■ THE REQUEST ■
The records below must be copied in full; omit the images.

■ DATA SUPPLIED ■
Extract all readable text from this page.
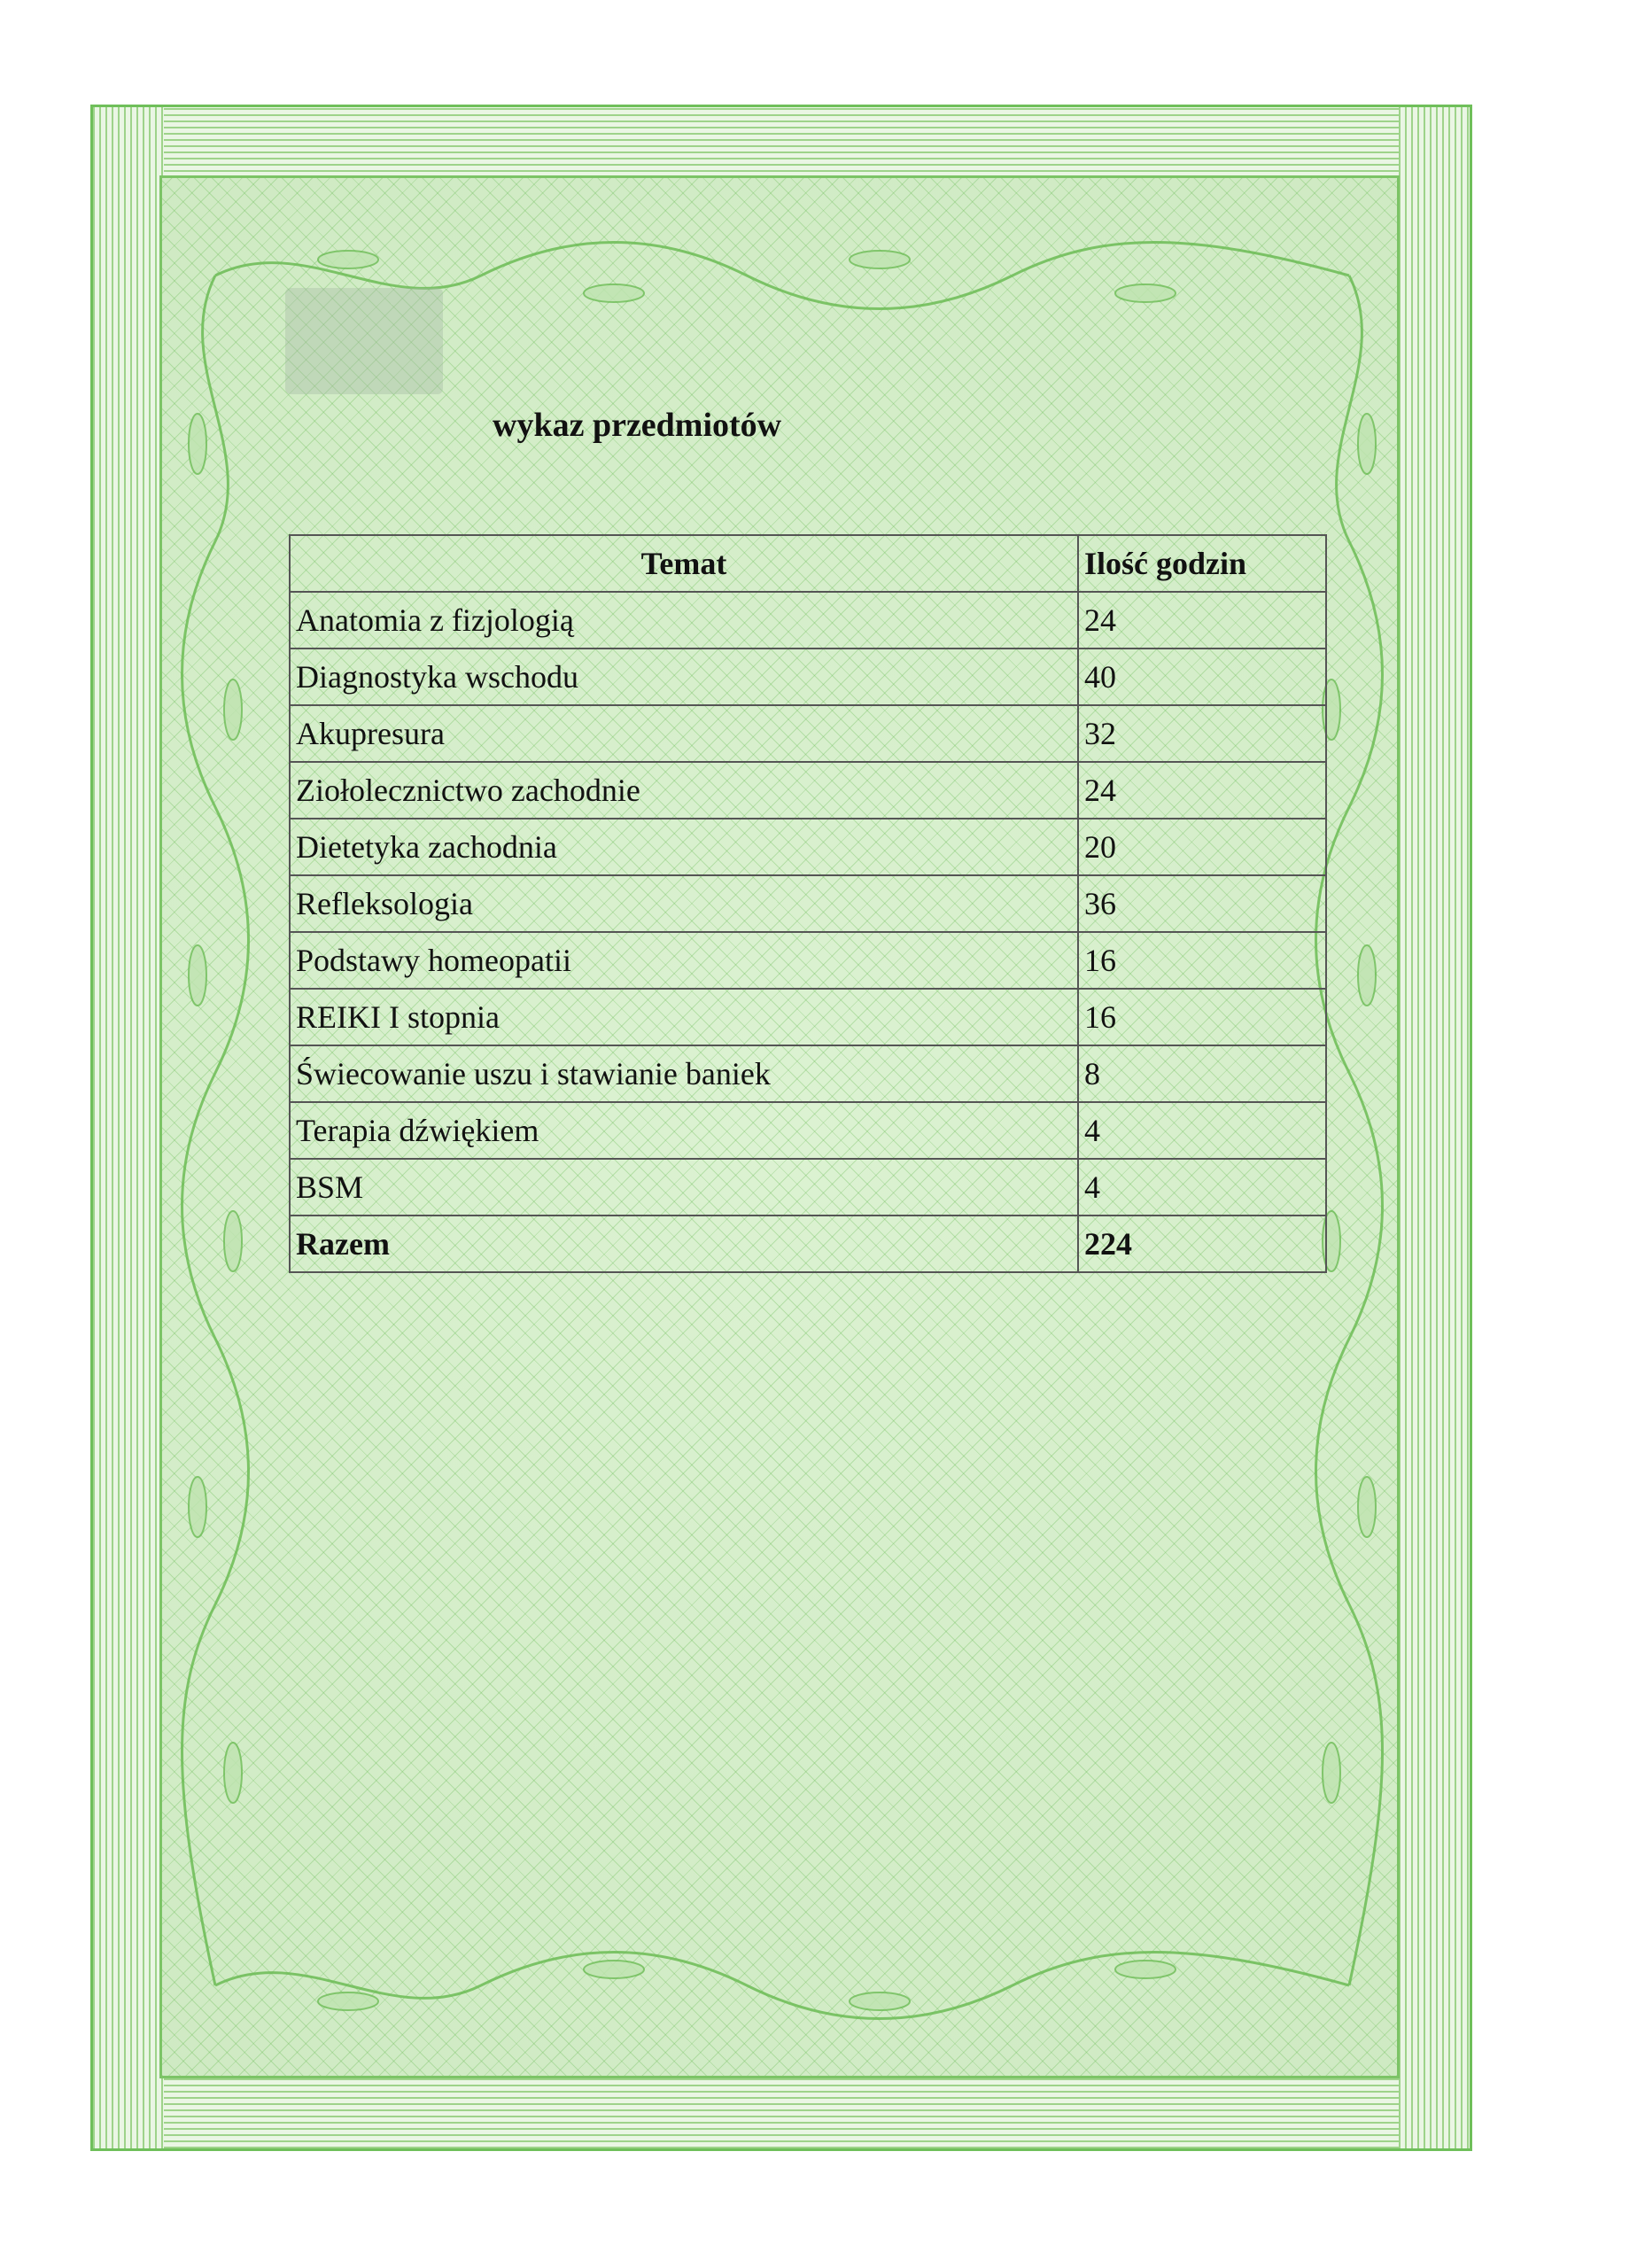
wykaz przedmiotów
Temat	Ilość godzin
Anatomia z fizjologią	24
Diagnostyka wschodu	40
Akupresura	32
Ziołolecznictwo zachodnie	24
Dietetyka zachodnia	20
Refleksologia	36
Podstawy homeopatii	16
REIKI I stopnia	16
Świecowanie uszu i stawianie baniek	8
Terapia dźwiękiem	4
BSM	4
Razem	224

■ FINISHED ANSWER ■
Extract all readable text from this page.
wykaz przedmiotów
Temat	Ilość godzin
Anatomia z fizjologią	24
Diagnostyka wschodu	40
Akupresura	32
Ziołolecznictwo zachodnie	24
Dietetyka zachodnia	20
Refleksologia	36
Podstawy homeopatii	16
REIKI I stopnia	16
Świecowanie uszu i stawianie baniek	8
Terapia dźwiękiem	4
BSM	4
Razem	224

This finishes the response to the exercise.